**Written instruction**
Convert the lines below into a Markdown table with the columns "No." and "Line," numbering each row and omitting any blank lines.

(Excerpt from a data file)
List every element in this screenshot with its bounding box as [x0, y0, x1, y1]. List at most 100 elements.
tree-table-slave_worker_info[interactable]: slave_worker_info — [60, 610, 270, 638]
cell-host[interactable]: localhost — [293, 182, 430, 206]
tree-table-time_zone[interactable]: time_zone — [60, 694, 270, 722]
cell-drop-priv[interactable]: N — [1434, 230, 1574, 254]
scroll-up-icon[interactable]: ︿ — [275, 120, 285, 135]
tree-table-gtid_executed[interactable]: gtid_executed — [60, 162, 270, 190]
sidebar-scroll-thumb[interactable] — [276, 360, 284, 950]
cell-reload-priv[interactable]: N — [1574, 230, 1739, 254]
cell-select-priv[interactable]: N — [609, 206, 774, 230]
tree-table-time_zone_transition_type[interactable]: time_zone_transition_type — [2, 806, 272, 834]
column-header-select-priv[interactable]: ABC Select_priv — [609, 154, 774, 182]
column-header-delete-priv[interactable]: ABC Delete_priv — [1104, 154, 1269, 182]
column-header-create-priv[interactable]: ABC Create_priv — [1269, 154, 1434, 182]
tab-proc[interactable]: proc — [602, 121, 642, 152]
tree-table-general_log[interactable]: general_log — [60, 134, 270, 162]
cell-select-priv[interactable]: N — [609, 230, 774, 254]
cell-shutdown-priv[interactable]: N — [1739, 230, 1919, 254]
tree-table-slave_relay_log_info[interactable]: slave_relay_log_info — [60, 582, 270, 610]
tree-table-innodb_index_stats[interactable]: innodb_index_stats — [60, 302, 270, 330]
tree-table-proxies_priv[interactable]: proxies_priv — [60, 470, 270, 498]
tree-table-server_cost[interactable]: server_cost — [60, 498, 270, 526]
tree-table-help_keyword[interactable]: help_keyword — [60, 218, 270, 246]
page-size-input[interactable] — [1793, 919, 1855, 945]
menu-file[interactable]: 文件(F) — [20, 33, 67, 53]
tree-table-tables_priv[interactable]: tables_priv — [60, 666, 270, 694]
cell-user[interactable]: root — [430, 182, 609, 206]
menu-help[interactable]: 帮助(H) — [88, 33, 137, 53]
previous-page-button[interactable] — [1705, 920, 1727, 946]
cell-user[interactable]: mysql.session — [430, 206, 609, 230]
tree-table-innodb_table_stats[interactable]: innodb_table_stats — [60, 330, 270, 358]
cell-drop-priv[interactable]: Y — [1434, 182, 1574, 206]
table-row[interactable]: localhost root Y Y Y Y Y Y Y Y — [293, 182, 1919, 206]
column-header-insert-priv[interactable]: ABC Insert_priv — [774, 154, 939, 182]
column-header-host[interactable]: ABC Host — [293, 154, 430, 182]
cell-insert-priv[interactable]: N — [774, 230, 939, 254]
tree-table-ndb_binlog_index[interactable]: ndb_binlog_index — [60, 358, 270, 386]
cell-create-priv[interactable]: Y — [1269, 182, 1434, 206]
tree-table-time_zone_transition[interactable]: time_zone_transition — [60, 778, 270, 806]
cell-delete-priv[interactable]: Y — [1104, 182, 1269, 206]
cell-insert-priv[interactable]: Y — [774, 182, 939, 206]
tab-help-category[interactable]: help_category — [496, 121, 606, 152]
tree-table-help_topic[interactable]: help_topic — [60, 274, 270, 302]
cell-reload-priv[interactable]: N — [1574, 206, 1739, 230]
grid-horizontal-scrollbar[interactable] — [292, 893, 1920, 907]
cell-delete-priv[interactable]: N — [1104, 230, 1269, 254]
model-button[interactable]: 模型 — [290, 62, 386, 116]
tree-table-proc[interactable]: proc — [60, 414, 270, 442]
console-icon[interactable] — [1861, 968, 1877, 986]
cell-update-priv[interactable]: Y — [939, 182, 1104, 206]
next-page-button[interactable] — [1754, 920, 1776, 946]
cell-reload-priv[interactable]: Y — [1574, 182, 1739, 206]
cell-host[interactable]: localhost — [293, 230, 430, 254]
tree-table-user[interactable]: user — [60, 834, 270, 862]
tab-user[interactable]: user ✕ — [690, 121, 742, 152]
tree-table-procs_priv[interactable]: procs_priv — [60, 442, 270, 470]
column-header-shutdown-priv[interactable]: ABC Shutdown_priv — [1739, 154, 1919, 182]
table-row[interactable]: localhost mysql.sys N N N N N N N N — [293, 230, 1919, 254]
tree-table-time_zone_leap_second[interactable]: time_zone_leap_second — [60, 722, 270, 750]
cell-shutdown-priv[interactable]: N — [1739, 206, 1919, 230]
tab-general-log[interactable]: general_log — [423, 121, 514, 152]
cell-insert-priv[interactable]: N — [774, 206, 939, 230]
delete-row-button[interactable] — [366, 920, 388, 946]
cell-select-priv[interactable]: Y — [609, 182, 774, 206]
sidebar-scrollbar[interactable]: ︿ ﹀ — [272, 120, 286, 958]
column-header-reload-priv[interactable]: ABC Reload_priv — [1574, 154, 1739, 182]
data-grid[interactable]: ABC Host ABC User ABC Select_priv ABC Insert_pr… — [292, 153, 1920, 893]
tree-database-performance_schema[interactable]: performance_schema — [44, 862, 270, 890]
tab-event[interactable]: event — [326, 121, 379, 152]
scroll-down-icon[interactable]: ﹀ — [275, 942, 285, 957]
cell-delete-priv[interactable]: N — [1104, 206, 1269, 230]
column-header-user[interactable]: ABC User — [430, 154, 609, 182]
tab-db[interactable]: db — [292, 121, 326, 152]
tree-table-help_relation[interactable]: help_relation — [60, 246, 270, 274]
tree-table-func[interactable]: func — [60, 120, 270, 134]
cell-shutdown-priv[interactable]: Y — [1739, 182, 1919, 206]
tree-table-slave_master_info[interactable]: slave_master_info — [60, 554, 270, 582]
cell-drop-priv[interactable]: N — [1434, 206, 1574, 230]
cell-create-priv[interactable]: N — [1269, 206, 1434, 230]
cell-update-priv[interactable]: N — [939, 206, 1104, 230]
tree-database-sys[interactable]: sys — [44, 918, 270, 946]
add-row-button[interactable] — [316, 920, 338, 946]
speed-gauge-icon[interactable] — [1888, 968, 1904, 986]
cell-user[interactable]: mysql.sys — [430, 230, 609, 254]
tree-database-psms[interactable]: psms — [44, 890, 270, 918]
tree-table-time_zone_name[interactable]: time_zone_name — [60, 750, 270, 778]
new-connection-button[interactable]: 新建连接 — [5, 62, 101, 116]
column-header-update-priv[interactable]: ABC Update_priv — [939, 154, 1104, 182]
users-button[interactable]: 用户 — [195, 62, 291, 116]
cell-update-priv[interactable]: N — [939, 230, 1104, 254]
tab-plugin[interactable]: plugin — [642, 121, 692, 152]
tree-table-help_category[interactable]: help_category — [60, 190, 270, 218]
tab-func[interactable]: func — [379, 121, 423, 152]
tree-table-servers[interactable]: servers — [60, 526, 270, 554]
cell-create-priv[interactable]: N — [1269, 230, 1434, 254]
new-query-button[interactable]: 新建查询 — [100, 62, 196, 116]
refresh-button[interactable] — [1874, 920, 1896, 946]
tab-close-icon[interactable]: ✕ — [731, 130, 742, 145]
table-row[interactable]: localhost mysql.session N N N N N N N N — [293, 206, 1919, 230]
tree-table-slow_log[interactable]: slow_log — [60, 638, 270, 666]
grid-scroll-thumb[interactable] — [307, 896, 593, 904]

**Task result**
| No. | Line |
|---|---|
| 1 | List every element in this screenshot with its bounding box as [x0, y0, x1, y1]. List at most 100 elements. |
| 2 | tree-table-slave_worker_info[interactable]: slave_worker_info — [60, 610, 270, 638] |
| 3 | cell-host[interactable]: localhost — [293, 182, 430, 206] |
| 4 | tree-table-time_zone[interactable]: time_zone — [60, 694, 270, 722] |
| 5 | cell-drop-priv[interactable]: N — [1434, 230, 1574, 254] |
| 6 | scroll-up-icon[interactable]: ︿ — [275, 120, 285, 135] |
| 7 | tree-table-gtid_executed[interactable]: gtid_executed — [60, 162, 270, 190] |
| 8 | sidebar-scroll-thumb[interactable] — [276, 360, 284, 950] |
| 9 | cell-reload-priv[interactable]: N — [1574, 230, 1739, 254] |
| 10 | cell-select-priv[interactable]: N — [609, 206, 774, 230] |
| 11 | tree-table-time_zone_transition_type[interactable]: time_zone_transition_type — [2, 806, 272, 834] |
| 12 | column-header-select-priv[interactable]: ABC Select_priv — [609, 154, 774, 182] |
| 13 | column-header-delete-priv[interactable]: ABC Delete_priv — [1104, 154, 1269, 182] |
| 14 | column-header-create-priv[interactable]: ABC Create_priv — [1269, 154, 1434, 182] |
| 15 | tab-proc[interactable]: proc — [602, 121, 642, 152] |
| 16 | tree-table-general_log[interactable]: general_log — [60, 134, 270, 162] |
| 17 | cell-select-priv[interactable]: N — [609, 230, 774, 254] |
| 18 | cell-shutdown-priv[interactable]: N — [1739, 230, 1919, 254] |
| 19 | tree-table-slave_relay_log_info[interactable]: slave_relay_log_info — [60, 582, 270, 610] |
| 20 | tree-table-innodb_index_stats[interactable]: innodb_index_stats — [60, 302, 270, 330] |
| 21 | tree-table-proxies_priv[interactable]: proxies_priv — [60, 470, 270, 498] |
| 22 | tree-table-server_cost[interactable]: server_cost — [60, 498, 270, 526] |
| 23 | tree-table-help_keyword[interactable]: help_keyword — [60, 218, 270, 246] |
| 24 | page-size-input[interactable] — [1793, 919, 1855, 945] |
| 25 | menu-file[interactable]: 文件(F) — [20, 33, 67, 53] |
| 26 | tree-table-tables_priv[interactable]: tables_priv — [60, 666, 270, 694] |
| 27 | cell-user[interactable]: root — [430, 182, 609, 206] |
| 28 | menu-help[interactable]: 帮助(H) — [88, 33, 137, 53] |
| 29 | previous-page-button[interactable] — [1705, 920, 1727, 946] |
| 30 | cell-user[interactable]: mysql.session — [430, 206, 609, 230] |
| 31 | tree-table-innodb_table_stats[interactable]: innodb_table_stats — [60, 330, 270, 358] |
| 32 | cell-drop-priv[interactable]: Y — [1434, 182, 1574, 206] |
| 33 | table-row[interactable]: localhost root Y Y Y Y Y Y Y Y — [293, 182, 1919, 206] |
| 34 | column-header-insert-priv[interactable]: ABC Insert_priv — [774, 154, 939, 182] |
| 35 | column-header-host[interactable]: ABC Host — [293, 154, 430, 182] |
| 36 | cell-insert-priv[interactable]: N — [774, 230, 939, 254] |
| 37 | tree-table-ndb_binlog_index[interactable]: ndb_binlog_index — [60, 358, 270, 386] |
| 38 | cell-create-priv[interactable]: Y — [1269, 182, 1434, 206] |
| 39 | tree-table-time_zone_transition[interactable]: time_zone_transition — [60, 778, 270, 806] |
| 40 | cell-delete-priv[interactable]: Y — [1104, 182, 1269, 206] |
| 41 | cell-insert-priv[interactable]: Y — [774, 182, 939, 206] |
| 42 | tab-help-category[interactable]: help_category — [496, 121, 606, 152] |
| 43 | tree-table-help_topic[interactable]: help_topic — [60, 274, 270, 302] |
| 44 | cell-reload-priv[interactable]: N — [1574, 206, 1739, 230] |
| 45 | grid-horizontal-scrollbar[interactable] — [292, 893, 1920, 907] |
| 46 | cell-delete-priv[interactable]: N — [1104, 230, 1269, 254] |
| 47 | model-button[interactable]: 模型 — [290, 62, 386, 116] |
| 48 | tree-table-proc[interactable]: proc — [60, 414, 270, 442] |
| 49 | console-icon[interactable] — [1861, 968, 1877, 986] |
| 50 | cell-update-priv[interactable]: Y — [939, 182, 1104, 206] |
| 51 | next-page-button[interactable] — [1754, 920, 1776, 946] |
| 52 | cell-reload-priv[interactable]: Y — [1574, 182, 1739, 206] |
| 53 | cell-host[interactable]: localhost — [293, 230, 430, 254] |
| 54 | tree-table-user[interactable]: user — [60, 834, 270, 862] |
| 55 | tab-user[interactable]: user ✕ — [690, 121, 742, 152] |
| 56 | tree-table-procs_priv[interactable]: procs_priv — [60, 442, 270, 470] |
| 57 | column-header-shutdown-priv[interactable]: ABC Shutdown_priv — [1739, 154, 1919, 182] |
| 58 | table-row[interactable]: localhost mysql.sys N N N N N N N N — [293, 230, 1919, 254] |
| 59 | tree-table-time_zone_leap_second[interactable]: time_zone_leap_second — [60, 722, 270, 750] |
| 60 | cell-shutdown-priv[interactable]: N — [1739, 206, 1919, 230] |
| 61 | tab-general-log[interactable]: general_log — [423, 121, 514, 152] |
| 62 | cell-insert-priv[interactable]: N — [774, 206, 939, 230] |
| 63 | delete-row-button[interactable] — [366, 920, 388, 946] |
| 64 | cell-select-priv[interactable]: Y — [609, 182, 774, 206] |
| 65 | sidebar-scrollbar[interactable]: ︿ ﹀ — [272, 120, 286, 958] |
| 66 | column-header-reload-priv[interactable]: ABC Reload_priv — [1574, 154, 1739, 182] |
| 67 | data-grid[interactable]: ABC Host ABC User ABC Select_priv ABC Insert_pr… — [292, 153, 1920, 893] |
| 68 | tree-database-performance_schema[interactable]: performance_schema — [44, 862, 270, 890] |
| 69 | tab-event[interactable]: event — [326, 121, 379, 152] |
| 70 | scroll-down-icon[interactable]: ﹀ — [275, 942, 285, 957] |
| 71 | cell-delete-priv[interactable]: N — [1104, 206, 1269, 230] |
| 72 | column-header-user[interactable]: ABC User — [430, 154, 609, 182] |
| 73 | tab-db[interactable]: db — [292, 121, 326, 152] |
| 74 | tree-table-help_relation[interactable]: help_relation — [60, 246, 270, 274] |
| 75 | tree-table-func[interactable]: func — [60, 120, 270, 134] |
| 76 | cell-shutdown-priv[interactable]: Y — [1739, 182, 1919, 206] |
| 77 | tree-table-slave_master_info[interactable]: slave_master_info — [60, 554, 270, 582] |
| 78 | cell-drop-priv[interactable]: N — [1434, 206, 1574, 230] |
| 79 | cell-create-priv[interactable]: N — [1269, 206, 1434, 230] |
| 80 | cell-update-priv[interactable]: N — [939, 206, 1104, 230] |
| 81 | tree-database-sys[interactable]: sys — [44, 918, 270, 946] |
| 82 | add-row-button[interactable] — [316, 920, 338, 946] |
| 83 | speed-gauge-icon[interactable] — [1888, 968, 1904, 986] |
| 84 | cell-user[interactable]: mysql.sys — [430, 230, 609, 254] |
| 85 | tree-database-psms[interactable]: psms — [44, 890, 270, 918] |
| 86 | tree-table-time_zone_name[interactable]: time_zone_name — [60, 750, 270, 778] |
| 87 | new-connection-button[interactable]: 新建连接 — [5, 62, 101, 116] |
| 88 | column-header-update-priv[interactable]: ABC Update_priv — [939, 154, 1104, 182] |
| 89 | users-button[interactable]: 用户 — [195, 62, 291, 116] |
| 90 | cell-update-priv[interactable]: N — [939, 230, 1104, 254] |
| 91 | tab-plugin[interactable]: plugin — [642, 121, 692, 152] |
| 92 | tree-table-help_category[interactable]: help_category — [60, 190, 270, 218] |
| 93 | tab-func[interactable]: func — [379, 121, 423, 152] |
| 94 | tree-table-servers[interactable]: servers — [60, 526, 270, 554] |
| 95 | cell-create-priv[interactable]: N — [1269, 230, 1434, 254] |
| 96 | new-query-button[interactable]: 新建查询 — [100, 62, 196, 116] |
| 97 | refresh-button[interactable] — [1874, 920, 1896, 946] |
| 98 | tab-close-icon[interactable]: ✕ — [731, 130, 742, 145] |
| 99 | table-row[interactable]: localhost mysql.session N N N N N N N N — [293, 206, 1919, 230] |
| 100 | tree-table-slow_log[interactable]: slow_log — [60, 638, 270, 666] |
| 101 | grid-scroll-thumb[interactable] — [307, 896, 593, 904] |